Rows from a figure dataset
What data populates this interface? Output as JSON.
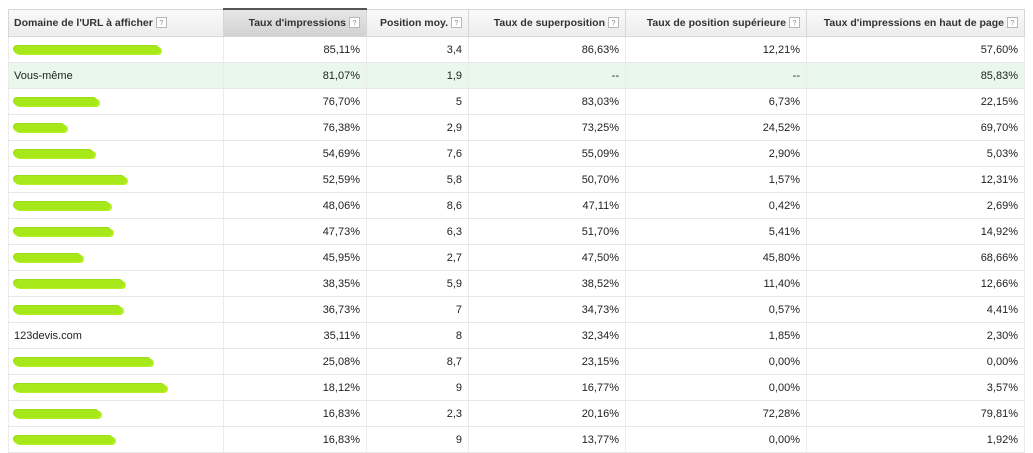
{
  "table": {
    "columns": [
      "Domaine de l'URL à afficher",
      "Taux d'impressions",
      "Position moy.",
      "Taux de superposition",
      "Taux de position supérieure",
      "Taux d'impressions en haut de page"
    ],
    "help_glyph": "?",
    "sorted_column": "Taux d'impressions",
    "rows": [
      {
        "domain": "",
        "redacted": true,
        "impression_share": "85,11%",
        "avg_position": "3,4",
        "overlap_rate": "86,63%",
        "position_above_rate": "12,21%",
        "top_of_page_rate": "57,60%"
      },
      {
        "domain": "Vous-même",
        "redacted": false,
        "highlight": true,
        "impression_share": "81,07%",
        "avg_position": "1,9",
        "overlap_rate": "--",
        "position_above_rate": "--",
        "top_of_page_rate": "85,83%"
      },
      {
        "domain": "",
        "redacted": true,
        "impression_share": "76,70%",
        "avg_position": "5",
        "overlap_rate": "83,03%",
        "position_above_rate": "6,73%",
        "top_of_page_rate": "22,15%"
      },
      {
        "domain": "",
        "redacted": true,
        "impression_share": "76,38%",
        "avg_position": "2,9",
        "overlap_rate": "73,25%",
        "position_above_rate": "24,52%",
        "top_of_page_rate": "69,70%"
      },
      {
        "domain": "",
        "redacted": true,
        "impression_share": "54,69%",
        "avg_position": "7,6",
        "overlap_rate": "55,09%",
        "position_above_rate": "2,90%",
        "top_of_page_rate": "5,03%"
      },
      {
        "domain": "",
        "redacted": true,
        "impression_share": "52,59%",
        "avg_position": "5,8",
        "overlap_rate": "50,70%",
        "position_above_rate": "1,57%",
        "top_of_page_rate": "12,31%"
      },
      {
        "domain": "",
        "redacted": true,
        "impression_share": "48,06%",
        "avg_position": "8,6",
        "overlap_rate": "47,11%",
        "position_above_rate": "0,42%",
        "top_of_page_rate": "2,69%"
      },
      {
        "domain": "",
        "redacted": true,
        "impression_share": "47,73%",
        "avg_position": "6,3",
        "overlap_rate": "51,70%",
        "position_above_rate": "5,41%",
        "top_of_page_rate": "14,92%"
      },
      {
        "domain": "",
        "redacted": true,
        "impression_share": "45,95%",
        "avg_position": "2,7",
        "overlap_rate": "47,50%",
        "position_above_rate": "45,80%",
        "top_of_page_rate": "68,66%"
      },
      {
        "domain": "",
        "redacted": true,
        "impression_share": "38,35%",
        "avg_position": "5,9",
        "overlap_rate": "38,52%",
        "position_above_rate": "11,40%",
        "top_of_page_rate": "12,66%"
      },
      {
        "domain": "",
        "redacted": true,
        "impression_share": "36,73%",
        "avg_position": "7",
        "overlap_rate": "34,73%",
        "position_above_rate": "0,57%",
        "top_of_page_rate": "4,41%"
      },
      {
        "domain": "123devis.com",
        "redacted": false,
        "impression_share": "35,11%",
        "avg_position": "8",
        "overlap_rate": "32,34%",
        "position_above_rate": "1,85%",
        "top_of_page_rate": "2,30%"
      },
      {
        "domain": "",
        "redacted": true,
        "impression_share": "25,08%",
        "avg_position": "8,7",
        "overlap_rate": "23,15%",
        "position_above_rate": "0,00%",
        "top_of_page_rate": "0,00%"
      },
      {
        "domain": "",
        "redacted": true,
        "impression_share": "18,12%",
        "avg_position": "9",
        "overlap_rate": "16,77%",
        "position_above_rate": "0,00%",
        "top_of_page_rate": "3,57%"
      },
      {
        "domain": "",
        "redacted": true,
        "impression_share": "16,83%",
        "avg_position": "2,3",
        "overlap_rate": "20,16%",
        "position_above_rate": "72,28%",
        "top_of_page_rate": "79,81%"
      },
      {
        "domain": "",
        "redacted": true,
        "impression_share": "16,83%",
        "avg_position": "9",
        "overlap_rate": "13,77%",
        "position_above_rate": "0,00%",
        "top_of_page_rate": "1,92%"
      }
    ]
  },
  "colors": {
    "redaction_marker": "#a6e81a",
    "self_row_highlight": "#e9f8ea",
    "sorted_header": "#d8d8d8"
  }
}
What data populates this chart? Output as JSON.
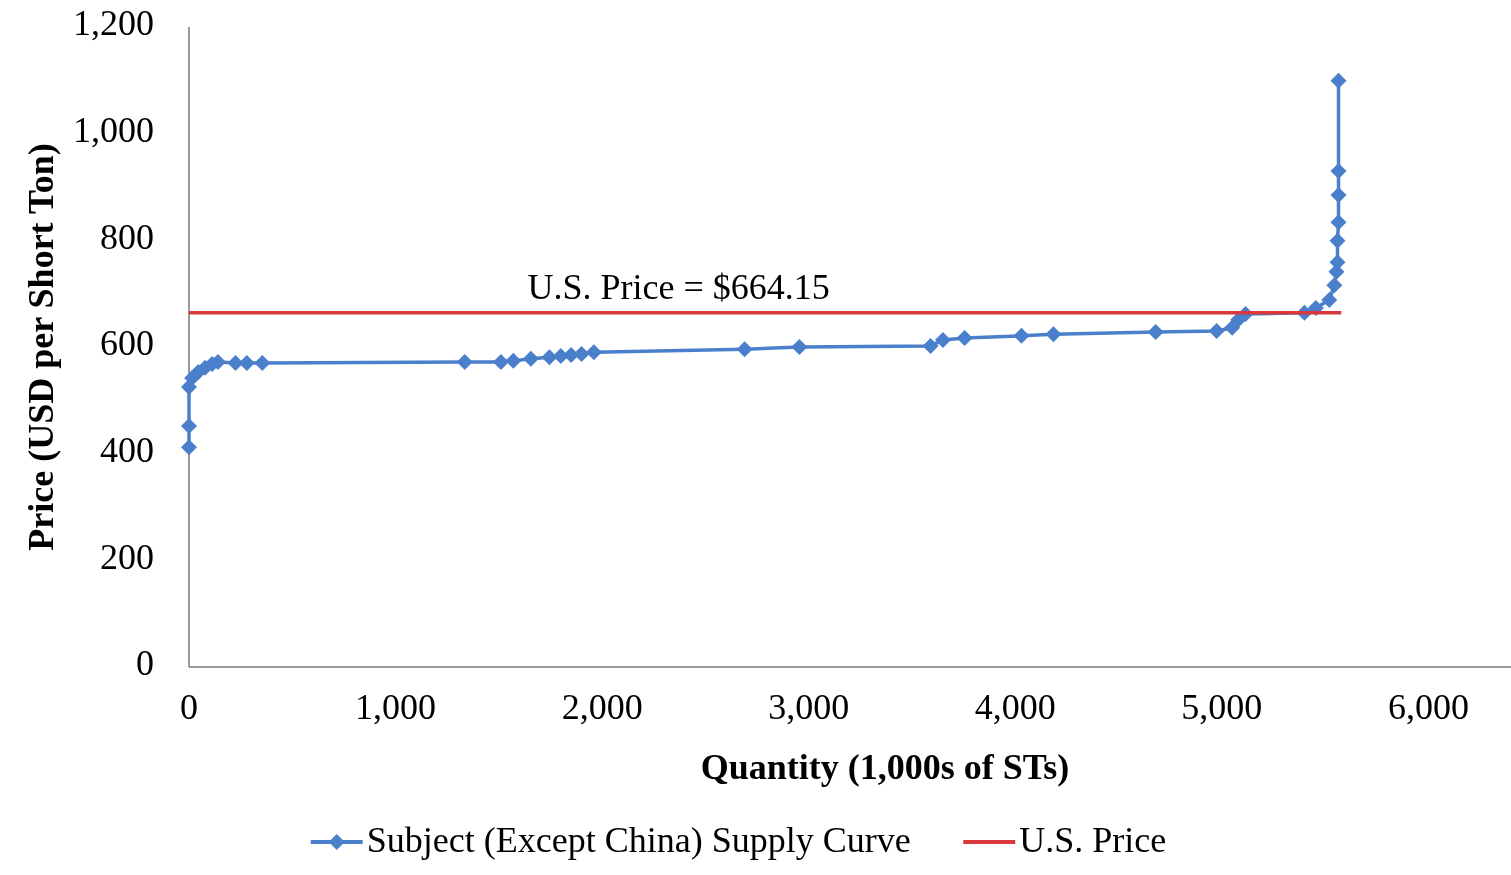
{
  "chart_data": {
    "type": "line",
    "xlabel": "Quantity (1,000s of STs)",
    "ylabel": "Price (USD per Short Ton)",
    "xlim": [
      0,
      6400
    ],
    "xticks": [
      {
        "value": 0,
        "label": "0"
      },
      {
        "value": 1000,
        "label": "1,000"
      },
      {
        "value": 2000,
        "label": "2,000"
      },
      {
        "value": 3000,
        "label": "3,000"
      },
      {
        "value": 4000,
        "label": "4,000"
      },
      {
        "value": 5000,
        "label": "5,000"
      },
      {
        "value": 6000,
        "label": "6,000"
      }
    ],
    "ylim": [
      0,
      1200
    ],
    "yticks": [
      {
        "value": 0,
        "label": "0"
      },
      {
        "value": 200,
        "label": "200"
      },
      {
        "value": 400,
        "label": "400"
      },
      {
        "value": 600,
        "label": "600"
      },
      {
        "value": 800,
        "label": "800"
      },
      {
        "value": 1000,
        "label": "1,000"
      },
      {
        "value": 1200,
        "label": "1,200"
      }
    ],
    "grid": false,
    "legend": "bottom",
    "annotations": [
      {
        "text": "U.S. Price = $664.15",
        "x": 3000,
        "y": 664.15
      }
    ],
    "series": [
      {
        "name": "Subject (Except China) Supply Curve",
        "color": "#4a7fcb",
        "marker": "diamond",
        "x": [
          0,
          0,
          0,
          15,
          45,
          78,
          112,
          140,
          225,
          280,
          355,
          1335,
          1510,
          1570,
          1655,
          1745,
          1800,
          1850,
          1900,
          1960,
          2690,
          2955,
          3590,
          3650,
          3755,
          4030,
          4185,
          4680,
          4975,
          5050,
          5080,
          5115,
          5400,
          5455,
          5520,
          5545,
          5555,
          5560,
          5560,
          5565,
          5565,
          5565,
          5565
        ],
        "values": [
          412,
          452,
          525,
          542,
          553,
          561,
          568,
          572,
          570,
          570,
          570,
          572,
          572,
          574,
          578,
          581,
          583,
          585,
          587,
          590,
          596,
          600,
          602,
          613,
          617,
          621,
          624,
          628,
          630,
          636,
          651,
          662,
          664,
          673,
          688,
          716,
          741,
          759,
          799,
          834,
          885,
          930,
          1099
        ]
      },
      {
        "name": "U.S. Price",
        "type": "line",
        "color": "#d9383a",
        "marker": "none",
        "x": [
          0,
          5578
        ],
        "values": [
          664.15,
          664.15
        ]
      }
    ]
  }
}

* * *

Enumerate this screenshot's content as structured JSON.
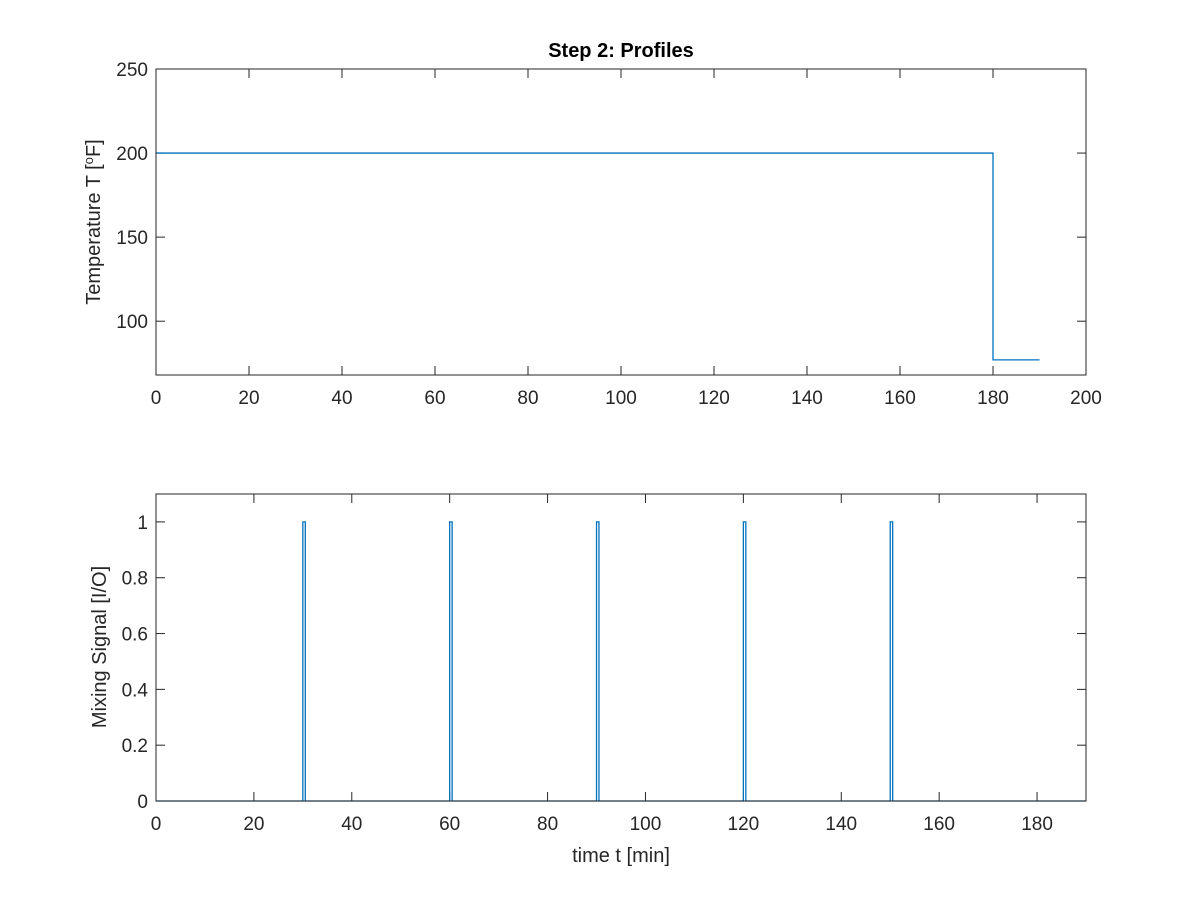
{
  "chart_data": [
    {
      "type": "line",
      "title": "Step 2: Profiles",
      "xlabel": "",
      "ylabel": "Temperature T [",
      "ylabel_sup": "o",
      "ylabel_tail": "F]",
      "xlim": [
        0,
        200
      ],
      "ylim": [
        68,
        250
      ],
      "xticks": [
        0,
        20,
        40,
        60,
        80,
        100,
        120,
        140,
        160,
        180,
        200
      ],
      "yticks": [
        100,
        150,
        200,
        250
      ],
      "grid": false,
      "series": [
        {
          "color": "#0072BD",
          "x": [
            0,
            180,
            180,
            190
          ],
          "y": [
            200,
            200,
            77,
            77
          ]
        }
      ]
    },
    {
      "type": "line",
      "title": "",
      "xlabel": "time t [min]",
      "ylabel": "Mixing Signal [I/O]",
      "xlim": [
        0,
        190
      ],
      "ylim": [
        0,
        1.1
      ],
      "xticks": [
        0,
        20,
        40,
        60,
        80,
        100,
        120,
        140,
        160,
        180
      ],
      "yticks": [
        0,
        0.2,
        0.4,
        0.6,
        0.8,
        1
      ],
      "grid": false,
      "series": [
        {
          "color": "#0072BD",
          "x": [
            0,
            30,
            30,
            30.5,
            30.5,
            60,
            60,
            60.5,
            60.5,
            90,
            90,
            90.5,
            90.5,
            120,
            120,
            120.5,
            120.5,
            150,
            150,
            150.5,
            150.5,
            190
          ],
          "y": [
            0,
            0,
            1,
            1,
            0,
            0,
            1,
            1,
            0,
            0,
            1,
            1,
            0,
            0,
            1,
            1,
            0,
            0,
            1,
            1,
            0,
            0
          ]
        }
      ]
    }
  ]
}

> [DIRECTIONS FOR THIS TASK] Which lines hold the word "populates"? Copy all of them.

> [WRITTEN RESPONSE]
What data populates this interface? Output as JSON.
What data populates this chart? Output as JSON.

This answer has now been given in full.